_PROBLEM REQUIREMENTS_
Recast every listing below as a JSON list of strings, one string per line, skipping blank lines. Leave out the pictures.

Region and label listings
|---|

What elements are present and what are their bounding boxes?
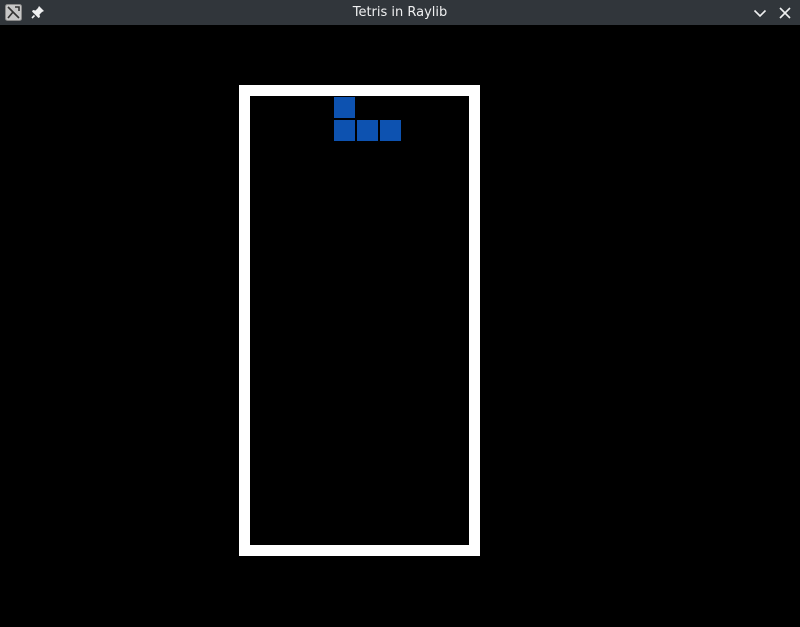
tetromino-cell [357, 120, 378, 141]
app-window: Tetris in Raylib [0, 0, 800, 627]
tetris-board [250, 96, 469, 545]
board-border [239, 85, 480, 556]
tetromino-cell [380, 120, 401, 141]
tetromino-cell [334, 97, 355, 118]
window-title: Tetris in Raylib [352, 5, 448, 20]
title-bar[interactable]: Tetris in Raylib [0, 0, 800, 25]
chevron-down-icon[interactable] [751, 4, 769, 22]
game-canvas[interactable] [0, 25, 800, 627]
close-icon[interactable] [776, 4, 794, 22]
tetromino-cell [334, 120, 355, 141]
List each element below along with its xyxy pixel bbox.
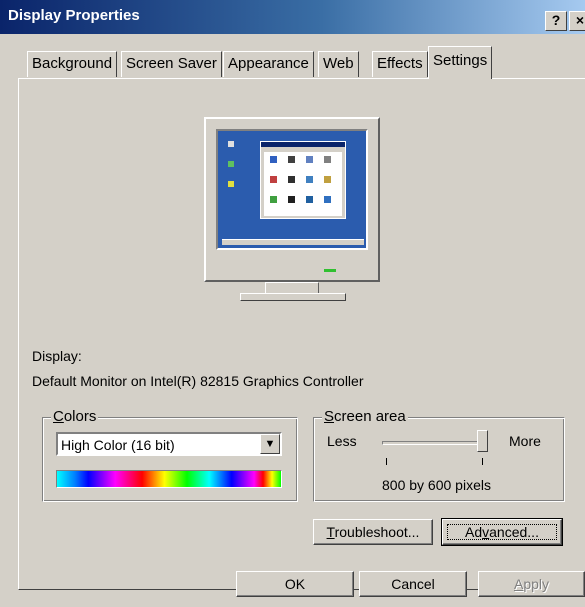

|---|

_CORRECT RESULT_
[
  "What elements are present and what are their bounding boxes?",
  "tetromino-cell [357, 120, 378, 141]",
  "app-window: Tetris in Raylib [0, 0, 800, 627]",
  "tetris-board [250, 96, 469, 545]",
  "board-border [239, 85, 480, 556]",
  "tetromino-cell [380, 120, 401, 141]",
  "tetromino-cell [334, 97, 355, 118]",
  "window-title: Tetris in Raylib [352, 5, 448, 20]",
  "title-bar[interactable]: Tetris in Raylib [0, 0, 800, 25]",
  "chevron-down-icon[interactable] [751, 4, 769, 22]",
  "game-canvas[interactable] [0, 25, 800, 627]",
  "close-icon[interactable] [776, 4, 794, 22]",
  "tetromino-cell [334, 120, 355, 141]",
  "List each element below along with its xyxy pixel bbox."
]